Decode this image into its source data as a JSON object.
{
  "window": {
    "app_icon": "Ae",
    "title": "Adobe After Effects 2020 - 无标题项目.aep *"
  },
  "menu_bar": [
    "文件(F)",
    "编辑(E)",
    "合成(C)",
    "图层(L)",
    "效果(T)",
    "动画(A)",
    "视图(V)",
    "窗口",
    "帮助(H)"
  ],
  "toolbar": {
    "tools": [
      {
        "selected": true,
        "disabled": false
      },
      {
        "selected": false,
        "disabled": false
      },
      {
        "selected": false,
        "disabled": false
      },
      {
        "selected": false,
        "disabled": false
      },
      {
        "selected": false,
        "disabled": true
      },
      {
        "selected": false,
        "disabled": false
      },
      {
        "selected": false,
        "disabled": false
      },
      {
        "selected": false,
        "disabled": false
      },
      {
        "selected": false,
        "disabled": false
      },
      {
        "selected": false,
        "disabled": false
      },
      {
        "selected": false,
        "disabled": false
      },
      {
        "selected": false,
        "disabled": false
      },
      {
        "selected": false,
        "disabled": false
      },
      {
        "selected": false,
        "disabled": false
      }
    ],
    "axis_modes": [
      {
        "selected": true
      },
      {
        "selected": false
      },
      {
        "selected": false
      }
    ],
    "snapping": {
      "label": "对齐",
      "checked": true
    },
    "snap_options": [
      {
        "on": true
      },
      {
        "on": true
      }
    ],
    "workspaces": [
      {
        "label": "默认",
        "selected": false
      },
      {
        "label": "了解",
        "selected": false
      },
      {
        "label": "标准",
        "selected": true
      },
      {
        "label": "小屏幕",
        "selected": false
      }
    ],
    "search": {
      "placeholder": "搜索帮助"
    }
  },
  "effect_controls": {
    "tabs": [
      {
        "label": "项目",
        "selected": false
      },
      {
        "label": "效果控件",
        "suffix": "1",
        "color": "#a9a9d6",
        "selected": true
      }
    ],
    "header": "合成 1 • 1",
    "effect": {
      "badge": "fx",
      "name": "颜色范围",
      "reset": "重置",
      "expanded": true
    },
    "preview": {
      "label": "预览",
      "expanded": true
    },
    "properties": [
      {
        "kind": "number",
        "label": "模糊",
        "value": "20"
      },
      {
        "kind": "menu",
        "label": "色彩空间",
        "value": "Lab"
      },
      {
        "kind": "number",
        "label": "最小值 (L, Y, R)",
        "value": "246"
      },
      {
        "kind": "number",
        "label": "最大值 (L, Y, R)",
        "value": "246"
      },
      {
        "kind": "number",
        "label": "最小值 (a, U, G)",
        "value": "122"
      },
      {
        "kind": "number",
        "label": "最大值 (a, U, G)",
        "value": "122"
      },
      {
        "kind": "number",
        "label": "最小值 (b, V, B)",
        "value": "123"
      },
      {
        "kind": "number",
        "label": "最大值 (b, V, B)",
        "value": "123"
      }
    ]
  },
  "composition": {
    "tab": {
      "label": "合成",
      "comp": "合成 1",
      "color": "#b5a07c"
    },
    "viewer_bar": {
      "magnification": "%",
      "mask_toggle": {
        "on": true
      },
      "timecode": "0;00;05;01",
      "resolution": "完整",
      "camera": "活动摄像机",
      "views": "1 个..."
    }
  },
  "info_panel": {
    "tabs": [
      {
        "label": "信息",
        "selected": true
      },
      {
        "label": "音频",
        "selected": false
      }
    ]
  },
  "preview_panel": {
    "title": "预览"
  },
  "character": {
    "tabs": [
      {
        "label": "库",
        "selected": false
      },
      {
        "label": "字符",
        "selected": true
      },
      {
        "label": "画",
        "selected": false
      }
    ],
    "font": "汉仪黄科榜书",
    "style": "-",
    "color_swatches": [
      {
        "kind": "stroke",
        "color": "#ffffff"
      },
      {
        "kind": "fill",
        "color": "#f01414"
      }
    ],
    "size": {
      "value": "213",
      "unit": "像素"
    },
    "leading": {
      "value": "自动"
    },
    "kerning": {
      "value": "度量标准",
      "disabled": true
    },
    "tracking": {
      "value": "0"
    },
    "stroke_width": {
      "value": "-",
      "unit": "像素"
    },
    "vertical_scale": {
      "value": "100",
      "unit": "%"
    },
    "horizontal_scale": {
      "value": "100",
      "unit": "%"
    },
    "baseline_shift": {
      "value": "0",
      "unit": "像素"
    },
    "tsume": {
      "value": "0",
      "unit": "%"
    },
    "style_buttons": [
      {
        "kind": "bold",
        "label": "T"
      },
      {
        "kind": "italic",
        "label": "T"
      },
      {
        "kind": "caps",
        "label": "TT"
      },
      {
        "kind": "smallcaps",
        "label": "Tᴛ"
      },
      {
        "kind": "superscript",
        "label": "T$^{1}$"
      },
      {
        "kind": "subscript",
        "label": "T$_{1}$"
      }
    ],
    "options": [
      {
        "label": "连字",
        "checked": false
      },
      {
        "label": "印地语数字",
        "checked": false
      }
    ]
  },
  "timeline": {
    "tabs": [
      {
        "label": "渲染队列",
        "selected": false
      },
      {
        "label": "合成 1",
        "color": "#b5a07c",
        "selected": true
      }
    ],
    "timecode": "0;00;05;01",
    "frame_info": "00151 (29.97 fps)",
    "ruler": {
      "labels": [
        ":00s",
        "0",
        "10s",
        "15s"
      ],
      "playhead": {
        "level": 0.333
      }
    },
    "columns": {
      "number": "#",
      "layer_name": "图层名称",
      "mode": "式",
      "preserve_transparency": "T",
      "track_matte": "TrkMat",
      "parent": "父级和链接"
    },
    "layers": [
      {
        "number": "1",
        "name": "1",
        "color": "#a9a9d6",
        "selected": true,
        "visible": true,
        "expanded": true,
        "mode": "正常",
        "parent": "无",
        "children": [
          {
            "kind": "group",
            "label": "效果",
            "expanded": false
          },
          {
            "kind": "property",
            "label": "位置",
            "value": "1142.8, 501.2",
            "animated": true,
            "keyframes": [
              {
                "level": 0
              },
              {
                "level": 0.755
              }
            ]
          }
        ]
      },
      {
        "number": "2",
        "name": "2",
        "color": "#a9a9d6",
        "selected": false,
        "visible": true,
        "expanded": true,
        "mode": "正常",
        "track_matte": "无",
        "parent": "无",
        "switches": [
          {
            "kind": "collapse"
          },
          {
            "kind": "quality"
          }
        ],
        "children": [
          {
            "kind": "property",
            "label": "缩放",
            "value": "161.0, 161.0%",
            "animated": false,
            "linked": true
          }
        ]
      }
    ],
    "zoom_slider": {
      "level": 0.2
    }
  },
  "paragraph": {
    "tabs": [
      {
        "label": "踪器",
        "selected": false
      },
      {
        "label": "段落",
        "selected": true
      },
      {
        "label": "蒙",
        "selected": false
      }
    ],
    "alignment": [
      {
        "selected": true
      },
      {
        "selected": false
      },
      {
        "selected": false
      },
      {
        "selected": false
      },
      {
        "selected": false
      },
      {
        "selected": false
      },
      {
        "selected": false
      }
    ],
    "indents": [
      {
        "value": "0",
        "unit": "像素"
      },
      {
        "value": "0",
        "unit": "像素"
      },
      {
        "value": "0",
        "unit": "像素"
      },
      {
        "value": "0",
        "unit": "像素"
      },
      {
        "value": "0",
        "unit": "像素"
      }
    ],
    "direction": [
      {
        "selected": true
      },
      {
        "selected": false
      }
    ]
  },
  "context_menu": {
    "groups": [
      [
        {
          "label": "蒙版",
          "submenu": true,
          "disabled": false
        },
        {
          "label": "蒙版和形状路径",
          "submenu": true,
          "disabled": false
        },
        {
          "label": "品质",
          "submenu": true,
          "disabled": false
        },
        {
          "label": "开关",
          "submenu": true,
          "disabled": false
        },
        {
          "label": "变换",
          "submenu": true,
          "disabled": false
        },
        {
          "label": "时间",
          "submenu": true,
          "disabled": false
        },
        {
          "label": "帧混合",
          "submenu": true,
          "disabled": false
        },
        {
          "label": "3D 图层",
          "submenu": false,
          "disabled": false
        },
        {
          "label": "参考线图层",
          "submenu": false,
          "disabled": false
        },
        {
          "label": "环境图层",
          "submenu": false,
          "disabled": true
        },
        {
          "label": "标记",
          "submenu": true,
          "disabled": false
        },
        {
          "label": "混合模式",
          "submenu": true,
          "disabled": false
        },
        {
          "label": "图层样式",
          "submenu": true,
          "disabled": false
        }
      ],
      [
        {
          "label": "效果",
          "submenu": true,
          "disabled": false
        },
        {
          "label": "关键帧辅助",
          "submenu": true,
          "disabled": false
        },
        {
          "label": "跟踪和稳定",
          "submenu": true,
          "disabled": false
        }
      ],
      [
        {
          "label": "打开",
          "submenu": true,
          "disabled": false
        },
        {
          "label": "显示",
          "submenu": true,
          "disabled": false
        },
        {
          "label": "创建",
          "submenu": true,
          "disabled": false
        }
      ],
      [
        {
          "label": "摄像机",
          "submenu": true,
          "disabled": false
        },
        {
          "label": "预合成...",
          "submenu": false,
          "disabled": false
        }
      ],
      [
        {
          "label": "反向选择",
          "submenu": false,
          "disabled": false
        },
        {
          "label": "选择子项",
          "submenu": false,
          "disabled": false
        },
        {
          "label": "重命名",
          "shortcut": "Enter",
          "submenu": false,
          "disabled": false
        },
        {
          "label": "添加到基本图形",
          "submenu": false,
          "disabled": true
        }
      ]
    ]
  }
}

--

▶ **What to do**
Provide only the count of lines in the material above that hold the word "level".

▶ **Result for this task**
4